▶ [Recorded data]
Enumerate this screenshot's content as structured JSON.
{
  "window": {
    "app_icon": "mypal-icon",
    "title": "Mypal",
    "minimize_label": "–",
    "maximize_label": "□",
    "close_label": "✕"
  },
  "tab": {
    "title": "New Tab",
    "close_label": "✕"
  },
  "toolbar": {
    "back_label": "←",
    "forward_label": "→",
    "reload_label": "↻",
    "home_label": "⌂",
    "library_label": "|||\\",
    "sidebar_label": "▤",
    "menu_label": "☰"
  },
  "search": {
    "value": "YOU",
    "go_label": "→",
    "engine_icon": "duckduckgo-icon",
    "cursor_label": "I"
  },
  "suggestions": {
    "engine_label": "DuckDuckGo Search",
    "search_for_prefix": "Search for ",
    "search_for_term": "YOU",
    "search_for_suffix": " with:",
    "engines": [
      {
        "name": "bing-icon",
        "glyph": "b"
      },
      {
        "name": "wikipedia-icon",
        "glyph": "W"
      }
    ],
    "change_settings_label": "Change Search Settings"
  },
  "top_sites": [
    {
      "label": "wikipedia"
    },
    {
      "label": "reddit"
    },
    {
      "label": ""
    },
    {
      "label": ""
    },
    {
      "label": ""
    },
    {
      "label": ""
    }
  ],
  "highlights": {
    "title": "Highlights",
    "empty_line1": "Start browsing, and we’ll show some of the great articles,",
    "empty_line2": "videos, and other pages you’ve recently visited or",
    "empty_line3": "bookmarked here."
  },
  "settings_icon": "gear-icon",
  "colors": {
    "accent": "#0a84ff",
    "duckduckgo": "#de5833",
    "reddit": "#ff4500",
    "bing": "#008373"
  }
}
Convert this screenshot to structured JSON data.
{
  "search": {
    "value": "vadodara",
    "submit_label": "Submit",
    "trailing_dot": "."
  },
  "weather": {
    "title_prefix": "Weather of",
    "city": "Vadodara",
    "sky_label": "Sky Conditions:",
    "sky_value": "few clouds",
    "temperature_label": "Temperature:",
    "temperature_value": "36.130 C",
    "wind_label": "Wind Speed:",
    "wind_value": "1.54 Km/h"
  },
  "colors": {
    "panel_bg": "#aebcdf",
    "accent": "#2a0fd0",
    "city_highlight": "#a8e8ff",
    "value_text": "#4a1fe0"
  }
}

▶ [Directive]
Gather each line holding the string "icon".

▶ [Final result]
    "app_icon": "mypal-icon",
    "engine_icon": "duckduckgo-icon",
        "name": "bing-icon",
        "name": "wikipedia-icon",
  "settings_icon": "gear-icon",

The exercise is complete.